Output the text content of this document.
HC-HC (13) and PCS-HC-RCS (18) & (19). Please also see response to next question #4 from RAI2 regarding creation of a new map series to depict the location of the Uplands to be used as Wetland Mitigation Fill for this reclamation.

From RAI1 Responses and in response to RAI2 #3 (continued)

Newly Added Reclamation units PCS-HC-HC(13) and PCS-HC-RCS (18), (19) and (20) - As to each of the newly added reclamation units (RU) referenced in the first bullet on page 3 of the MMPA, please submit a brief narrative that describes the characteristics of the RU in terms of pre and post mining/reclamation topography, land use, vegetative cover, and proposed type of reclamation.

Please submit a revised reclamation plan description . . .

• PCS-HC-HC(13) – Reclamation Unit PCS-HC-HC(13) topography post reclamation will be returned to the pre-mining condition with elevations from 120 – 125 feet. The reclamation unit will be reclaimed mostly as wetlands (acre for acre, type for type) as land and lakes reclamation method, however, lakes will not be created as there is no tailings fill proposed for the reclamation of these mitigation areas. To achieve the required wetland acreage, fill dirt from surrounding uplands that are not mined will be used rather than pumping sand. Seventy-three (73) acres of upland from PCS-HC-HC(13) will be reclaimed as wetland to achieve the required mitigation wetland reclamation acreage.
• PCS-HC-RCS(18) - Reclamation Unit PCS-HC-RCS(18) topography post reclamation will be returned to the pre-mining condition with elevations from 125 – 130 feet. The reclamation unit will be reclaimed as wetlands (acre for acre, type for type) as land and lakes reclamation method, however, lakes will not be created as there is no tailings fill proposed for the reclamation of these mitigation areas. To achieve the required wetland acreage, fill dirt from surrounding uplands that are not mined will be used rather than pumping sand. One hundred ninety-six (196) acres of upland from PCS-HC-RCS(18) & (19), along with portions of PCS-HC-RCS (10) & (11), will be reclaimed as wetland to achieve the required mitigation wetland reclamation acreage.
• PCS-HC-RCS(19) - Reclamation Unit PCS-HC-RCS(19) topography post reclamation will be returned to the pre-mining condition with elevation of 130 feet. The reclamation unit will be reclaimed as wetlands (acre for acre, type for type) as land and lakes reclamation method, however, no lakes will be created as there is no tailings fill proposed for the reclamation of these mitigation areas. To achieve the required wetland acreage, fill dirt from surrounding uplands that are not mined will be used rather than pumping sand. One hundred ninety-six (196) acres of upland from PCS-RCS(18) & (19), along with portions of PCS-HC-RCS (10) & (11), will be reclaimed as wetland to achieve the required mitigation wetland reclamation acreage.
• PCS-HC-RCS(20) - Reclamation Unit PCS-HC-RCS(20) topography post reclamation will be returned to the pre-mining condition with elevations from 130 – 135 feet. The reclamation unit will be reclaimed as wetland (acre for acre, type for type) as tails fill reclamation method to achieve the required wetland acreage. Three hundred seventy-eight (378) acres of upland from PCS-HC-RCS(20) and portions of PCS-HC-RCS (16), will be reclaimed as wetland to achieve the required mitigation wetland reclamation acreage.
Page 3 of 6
++++
- OBJECTIVE
Please reproduce each line exactly as written.

- SOLUTION
Output the text content of this document.
HC-HC (13) and PCS-HC-RCS (18) & (19). Please also see response to next question #4 from RAI2 regarding creation of a new map series to depict the location of the Uplands to be used as Wetland Mitigation Fill for this reclamation.

From RAI1 Responses and in response to RAI2 #3 (continued)

Newly Added Reclamation units PCS-HC-HC(13) and PCS-HC-RCS (18), (19) and (20) - As to each of the newly added reclamation units (RU) referenced in the first bullet on page 3 of the MMPA, please submit a brief narrative that describes the characteristics of the RU in terms of pre and post mining/reclamation topography, land use, vegetative cover, and proposed type of reclamation.

Please submit a revised reclamation plan description . . .

• PCS-HC-HC(13) – Reclamation Unit PCS-HC-HC(13) topography post reclamation will be returned to the pre-mining condition with elevations from 120 – 125 feet. The reclamation unit will be reclaimed mostly as wetlands (acre for acre, type for type) as land and lakes reclamation method, however, lakes will not be created as there is no tailings fill proposed for the reclamation of these mitigation areas. To achieve the required wetland acreage, fill dirt from surrounding uplands that are not mined will be used rather than pumping sand. Seventy-three (73) acres of upland from PCS-HC-HC(13) will be reclaimed as wetland to achieve the required mitigation wetland reclamation acreage.
• PCS-HC-RCS(18) - Reclamation Unit PCS-HC-RCS(18) topography post reclamation will be returned to the pre-mining condition with elevations from 125 – 130 feet. The reclamation unit will be reclaimed as wetlands (acre for acre, type for type) as land and lakes reclamation method, however, lakes will not be created as there is no tailings fill proposed for the reclamation of these mitigation areas. To achieve the required wetland acreage, fill dirt from surrounding uplands that are not mined will be used rather than pumping sand. One hundred ninety-six (196) acres of upland from PCS-HC-RCS(18) & (19), along with portions of PCS-HC-RCS (10) & (11), will be reclaimed as wetland to achieve the required mitigation wetland reclamation acreage.
• PCS-HC-RCS(19) - Reclamation Unit PCS-HC-RCS(19) topography post reclamation will be returned to the pre-mining condition with elevation of 130 feet. The reclamation unit will be reclaimed as wetlands (acre for acre, type for type) as land and lakes reclamation method, however, no lakes will be created as there is no tailings fill proposed for the reclamation of these mitigation areas. To achieve the required wetland acreage, fill dirt from surrounding uplands that are not mined will be used rather than pumping sand. One hundred ninety-six (196) acres of upland from PCS-RCS(18) & (19), along with portions of PCS-HC-RCS (10) & (11), will be reclaimed as wetland to achieve the required mitigation wetland reclamation acreage.
• PCS-HC-RCS(20) - Reclamation Unit PCS-HC-RCS(20) topography post reclamation will be returned to the pre-mining condition with elevations from 130 – 135 feet. The reclamation unit will be reclaimed as wetland (acre for acre, type for type) as tails fill reclamation method to achieve the required wetland acreage. Three hundred seventy-eight (378) acres of upland from PCS-HC-RCS(20) and portions of PCS-HC-RCS (16), will be reclaimed as wetland to achieve the required mitigation wetland reclamation acreage.
Page 3 of 6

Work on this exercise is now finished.